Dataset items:
• • • •

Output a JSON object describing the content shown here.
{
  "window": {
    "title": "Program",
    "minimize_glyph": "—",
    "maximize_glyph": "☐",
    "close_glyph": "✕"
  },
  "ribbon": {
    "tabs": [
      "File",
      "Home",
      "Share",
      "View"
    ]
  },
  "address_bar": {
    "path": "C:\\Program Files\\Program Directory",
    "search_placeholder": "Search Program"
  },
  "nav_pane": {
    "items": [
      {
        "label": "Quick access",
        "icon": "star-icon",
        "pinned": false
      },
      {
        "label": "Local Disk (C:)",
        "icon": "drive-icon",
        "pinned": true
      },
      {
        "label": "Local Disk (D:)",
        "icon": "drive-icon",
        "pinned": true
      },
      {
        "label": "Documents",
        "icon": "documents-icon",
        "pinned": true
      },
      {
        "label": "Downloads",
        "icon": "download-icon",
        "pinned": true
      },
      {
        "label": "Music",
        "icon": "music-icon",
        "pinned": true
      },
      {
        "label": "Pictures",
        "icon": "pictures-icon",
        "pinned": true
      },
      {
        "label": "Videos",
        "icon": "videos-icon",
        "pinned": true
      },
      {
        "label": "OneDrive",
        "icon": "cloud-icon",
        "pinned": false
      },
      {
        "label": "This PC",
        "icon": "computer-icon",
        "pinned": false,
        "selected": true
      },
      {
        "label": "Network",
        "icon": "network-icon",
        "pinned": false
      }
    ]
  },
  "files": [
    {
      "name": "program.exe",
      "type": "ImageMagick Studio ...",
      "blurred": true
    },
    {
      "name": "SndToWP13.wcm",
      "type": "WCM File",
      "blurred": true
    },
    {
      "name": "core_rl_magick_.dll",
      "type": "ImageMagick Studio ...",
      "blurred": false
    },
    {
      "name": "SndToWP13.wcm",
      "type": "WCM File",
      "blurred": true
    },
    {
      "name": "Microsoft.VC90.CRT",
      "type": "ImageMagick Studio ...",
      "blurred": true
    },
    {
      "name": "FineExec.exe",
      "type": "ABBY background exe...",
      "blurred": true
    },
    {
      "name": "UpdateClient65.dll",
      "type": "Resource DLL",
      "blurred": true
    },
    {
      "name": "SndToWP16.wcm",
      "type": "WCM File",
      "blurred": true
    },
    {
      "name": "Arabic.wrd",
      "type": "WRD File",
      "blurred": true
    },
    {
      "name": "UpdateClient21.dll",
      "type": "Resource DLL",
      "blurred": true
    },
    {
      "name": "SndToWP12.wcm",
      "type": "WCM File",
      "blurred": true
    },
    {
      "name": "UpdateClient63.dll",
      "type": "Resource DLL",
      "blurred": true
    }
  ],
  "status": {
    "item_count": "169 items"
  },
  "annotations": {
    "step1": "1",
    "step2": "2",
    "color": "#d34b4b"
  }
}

• • • •

» The request
The data above must be returned in full, exactly as written.

» Answer to this problem
Output a JSON object describing the content shown here.
{
  "window": {
    "title": "Program",
    "minimize_glyph": "—",
    "maximize_glyph": "☐",
    "close_glyph": "✕"
  },
  "ribbon": {
    "tabs": [
      "File",
      "Home",
      "Share",
      "View"
    ]
  },
  "address_bar": {
    "path": "C:\\Program Files\\Program Directory",
    "search_placeholder": "Search Program"
  },
  "nav_pane": {
    "items": [
      {
        "label": "Quick access",
        "icon": "star-icon",
        "pinned": false
      },
      {
        "label": "Local Disk (C:)",
        "icon": "drive-icon",
        "pinned": true
      },
      {
        "label": "Local Disk (D:)",
        "icon": "drive-icon",
        "pinned": true
      },
      {
        "label": "Documents",
        "icon": "documents-icon",
        "pinned": true
      },
      {
        "label": "Downloads",
        "icon": "download-icon",
        "pinned": true
      },
      {
        "label": "Music",
        "icon": "music-icon",
        "pinned": true
      },
      {
        "label": "Pictures",
        "icon": "pictures-icon",
        "pinned": true
      },
      {
        "label": "Videos",
        "icon": "videos-icon",
        "pinned": true
      },
      {
        "label": "OneDrive",
        "icon": "cloud-icon",
        "pinned": false
      },
      {
        "label": "This PC",
        "icon": "computer-icon",
        "pinned": false,
        "selected": true
      },
      {
        "label": "Network",
        "icon": "network-icon",
        "pinned": false
      }
    ]
  },
  "files": [
    {
      "name": "program.exe",
      "type": "ImageMagick Studio ...",
      "blurred": true
    },
    {
      "name": "SndToWP13.wcm",
      "type": "WCM File",
      "blurred": true
    },
    {
      "name": "core_rl_magick_.dll",
      "type": "ImageMagick Studio ...",
      "blurred": false
    },
    {
      "name": "SndToWP13.wcm",
      "type": "WCM File",
      "blurred": true
    },
    {
      "name": "Microsoft.VC90.CRT",
      "type": "ImageMagick Studio ...",
      "blurred": true
    },
    {
      "name": "FineExec.exe",
      "type": "ABBY background exe...",
      "blurred": true
    },
    {
      "name": "UpdateClient65.dll",
      "type": "Resource DLL",
      "blurred": true
    },
    {
      "name": "SndToWP16.wcm",
      "type": "WCM File",
      "blurred": true
    },
    {
      "name": "Arabic.wrd",
      "type": "WRD File",
      "blurred": true
    },
    {
      "name": "UpdateClient21.dll",
      "type": "Resource DLL",
      "blurred": true
    },
    {
      "name": "SndToWP12.wcm",
      "type": "WCM File",
      "blurred": true
    },
    {
      "name": "UpdateClient63.dll",
      "type": "Resource DLL",
      "blurred": true
    }
  ],
  "status": {
    "item_count": "169 items"
  },
  "annotations": {
    "step1": "1",
    "step2": "2",
    "color": "#d34b4b"
  }
}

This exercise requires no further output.